> [Dataset rows]:
■ ■ ■ ■ ■ ■ ■

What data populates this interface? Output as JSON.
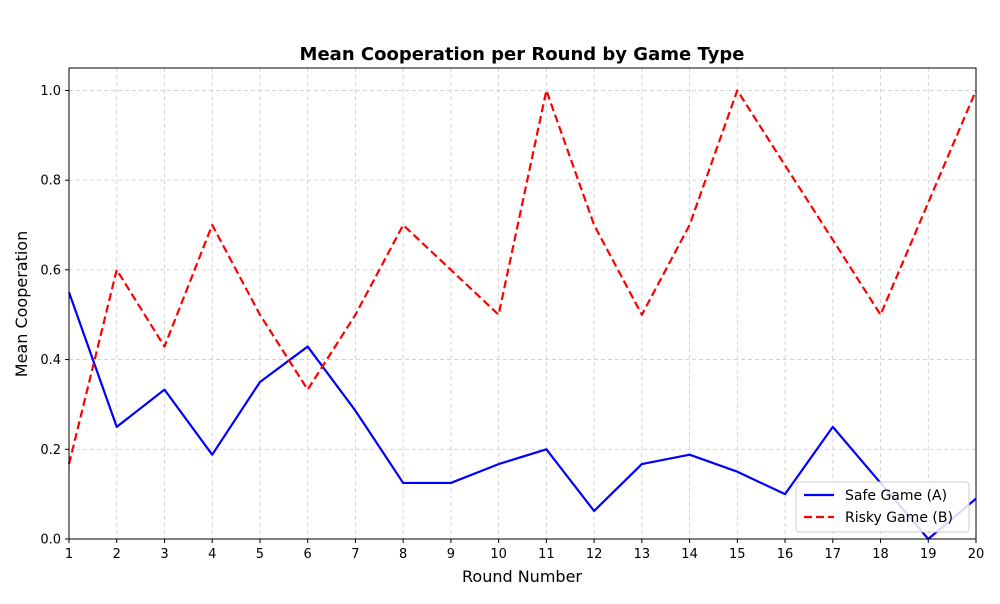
{
  "chart_data": {
    "type": "line",
    "title": "Mean Cooperation per Round by Game Type",
    "xlabel": "Round Number",
    "ylabel": "Mean Cooperation",
    "x": [
      1,
      2,
      3,
      4,
      5,
      6,
      7,
      8,
      9,
      10,
      11,
      12,
      13,
      14,
      15,
      16,
      17,
      18,
      19,
      20
    ],
    "xlim": [
      1,
      20
    ],
    "ylim": [
      0,
      1.05
    ],
    "x_ticks": [
      "1",
      "2",
      "3",
      "4",
      "5",
      "6",
      "7",
      "8",
      "9",
      "10",
      "11",
      "12",
      "13",
      "14",
      "15",
      "16",
      "17",
      "18",
      "19",
      "20"
    ],
    "y_ticks": [
      "0.0",
      "0.2",
      "0.4",
      "0.6",
      "0.8",
      "1.0"
    ],
    "grid": true,
    "legend_position": "bottom-right",
    "series": [
      {
        "name": "Safe Game (A)",
        "color": "#0000ff",
        "style": "solid",
        "values": [
          0.55,
          0.25,
          0.333,
          0.188,
          0.35,
          0.429,
          0.286,
          0.125,
          0.125,
          0.167,
          0.2,
          0.0625,
          0.167,
          0.188,
          0.15,
          0.1,
          0.25,
          0.125,
          0.0,
          0.09
        ]
      },
      {
        "name": "Risky Game (B)",
        "color": "#ff0000",
        "style": "dashed",
        "values": [
          0.167,
          0.6,
          0.429,
          0.7,
          0.5,
          0.333,
          0.5,
          0.7,
          0.6,
          0.5,
          1.0,
          0.7,
          0.5,
          0.7,
          1.0,
          0.833,
          0.667,
          0.5,
          0.75,
          1.0
        ]
      }
    ]
  }
}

■ ■ ■ ■ ■ ■ ■

> [What is required]:
Leave out the pictures and return every record word for word.

> [Expected output]:
What data populates this interface? Output as JSON.
{
  "chart_data": {
    "type": "line",
    "title": "Mean Cooperation per Round by Game Type",
    "xlabel": "Round Number",
    "ylabel": "Mean Cooperation",
    "x": [
      1,
      2,
      3,
      4,
      5,
      6,
      7,
      8,
      9,
      10,
      11,
      12,
      13,
      14,
      15,
      16,
      17,
      18,
      19,
      20
    ],
    "xlim": [
      1,
      20
    ],
    "ylim": [
      0,
      1.05
    ],
    "x_ticks": [
      "1",
      "2",
      "3",
      "4",
      "5",
      "6",
      "7",
      "8",
      "9",
      "10",
      "11",
      "12",
      "13",
      "14",
      "15",
      "16",
      "17",
      "18",
      "19",
      "20"
    ],
    "y_ticks": [
      "0.0",
      "0.2",
      "0.4",
      "0.6",
      "0.8",
      "1.0"
    ],
    "grid": true,
    "legend_position": "bottom-right",
    "series": [
      {
        "name": "Safe Game (A)",
        "color": "#0000ff",
        "style": "solid",
        "values": [
          0.55,
          0.25,
          0.333,
          0.188,
          0.35,
          0.429,
          0.286,
          0.125,
          0.125,
          0.167,
          0.2,
          0.0625,
          0.167,
          0.188,
          0.15,
          0.1,
          0.25,
          0.125,
          0.0,
          0.09
        ]
      },
      {
        "name": "Risky Game (B)",
        "color": "#ff0000",
        "style": "dashed",
        "values": [
          0.167,
          0.6,
          0.429,
          0.7,
          0.5,
          0.333,
          0.5,
          0.7,
          0.6,
          0.5,
          1.0,
          0.7,
          0.5,
          0.7,
          1.0,
          0.833,
          0.667,
          0.5,
          0.75,
          1.0
        ]
      }
    ]
  }
}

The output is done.